[Exercise prompt] Retype each entry below exactly as it stands.

Records excerpted from a collection

-------------------------

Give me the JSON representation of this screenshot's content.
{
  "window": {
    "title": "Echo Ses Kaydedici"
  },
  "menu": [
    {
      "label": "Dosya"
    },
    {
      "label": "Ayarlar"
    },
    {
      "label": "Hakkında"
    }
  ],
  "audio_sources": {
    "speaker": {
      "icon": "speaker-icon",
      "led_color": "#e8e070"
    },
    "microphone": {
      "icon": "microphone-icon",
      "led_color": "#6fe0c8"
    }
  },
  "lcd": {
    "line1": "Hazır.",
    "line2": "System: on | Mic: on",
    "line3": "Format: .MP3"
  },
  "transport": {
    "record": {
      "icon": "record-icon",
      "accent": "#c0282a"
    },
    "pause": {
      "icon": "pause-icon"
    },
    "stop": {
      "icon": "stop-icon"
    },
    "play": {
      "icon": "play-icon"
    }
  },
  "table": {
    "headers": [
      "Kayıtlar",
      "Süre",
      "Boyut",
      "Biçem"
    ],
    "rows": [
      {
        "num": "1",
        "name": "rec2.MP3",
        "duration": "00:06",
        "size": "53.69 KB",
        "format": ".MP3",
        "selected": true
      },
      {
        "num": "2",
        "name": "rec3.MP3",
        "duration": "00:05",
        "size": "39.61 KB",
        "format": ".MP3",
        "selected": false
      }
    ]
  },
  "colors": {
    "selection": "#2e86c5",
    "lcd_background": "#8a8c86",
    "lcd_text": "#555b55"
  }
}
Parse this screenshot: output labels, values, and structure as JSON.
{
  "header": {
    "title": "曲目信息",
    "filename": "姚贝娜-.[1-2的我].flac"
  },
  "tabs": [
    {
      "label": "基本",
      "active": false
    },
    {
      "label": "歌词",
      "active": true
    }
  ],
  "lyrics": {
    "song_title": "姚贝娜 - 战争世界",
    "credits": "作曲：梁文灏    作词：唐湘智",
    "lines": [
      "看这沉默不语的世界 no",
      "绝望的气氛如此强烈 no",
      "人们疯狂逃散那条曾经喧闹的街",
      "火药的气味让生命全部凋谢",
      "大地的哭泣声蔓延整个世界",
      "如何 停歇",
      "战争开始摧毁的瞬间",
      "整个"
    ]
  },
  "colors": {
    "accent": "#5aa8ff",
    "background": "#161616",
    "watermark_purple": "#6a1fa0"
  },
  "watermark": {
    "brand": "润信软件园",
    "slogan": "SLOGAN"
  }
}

-------------------------

[Right answer]
Give me the JSON representation of this screenshot's content.
{
  "window": {
    "title": "Echo Ses Kaydedici"
  },
  "menu": [
    {
      "label": "Dosya"
    },
    {
      "label": "Ayarlar"
    },
    {
      "label": "Hakkında"
    }
  ],
  "audio_sources": {
    "speaker": {
      "icon": "speaker-icon",
      "led_color": "#e8e070"
    },
    "microphone": {
      "icon": "microphone-icon",
      "led_color": "#6fe0c8"
    }
  },
  "lcd": {
    "line1": "Hazır.",
    "line2": "System: on | Mic: on",
    "line3": "Format: .MP3"
  },
  "transport": {
    "record": {
      "icon": "record-icon",
      "accent": "#c0282a"
    },
    "pause": {
      "icon": "pause-icon"
    },
    "stop": {
      "icon": "stop-icon"
    },
    "play": {
      "icon": "play-icon"
    }
  },
  "table": {
    "headers": [
      "Kayıtlar",
      "Süre",
      "Boyut",
      "Biçem"
    ],
    "rows": [
      {
        "num": "1",
        "name": "rec2.MP3",
        "duration": "00:06",
        "size": "53.69 KB",
        "format": ".MP3",
        "selected": true
      },
      {
        "num": "2",
        "name": "rec3.MP3",
        "duration": "00:05",
        "size": "39.61 KB",
        "format": ".MP3",
        "selected": false
      }
    ]
  },
  "colors": {
    "selection": "#2e86c5",
    "lcd_background": "#8a8c86",
    "lcd_text": "#555b55"
  }
}
Parse this screenshot: output labels, values, and structure as JSON.
{
  "header": {
    "title": "曲目信息",
    "filename": "姚贝娜-.[1-2的我].flac"
  },
  "tabs": [
    {
      "label": "基本",
      "active": false
    },
    {
      "label": "歌词",
      "active": true
    }
  ],
  "lyrics": {
    "song_title": "姚贝娜 - 战争世界",
    "credits": "作曲：梁文灏    作词：唐湘智",
    "lines": [
      "看这沉默不语的世界 no",
      "绝望的气氛如此强烈 no",
      "人们疯狂逃散那条曾经喧闹的街",
      "火药的气味让生命全部凋谢",
      "大地的哭泣声蔓延整个世界",
      "如何 停歇",
      "战争开始摧毁的瞬间",
      "整个"
    ]
  },
  "colors": {
    "accent": "#5aa8ff",
    "background": "#161616",
    "watermark_purple": "#6a1fa0"
  },
  "watermark": {
    "brand": "润信软件园",
    "slogan": "SLOGAN"
  }
}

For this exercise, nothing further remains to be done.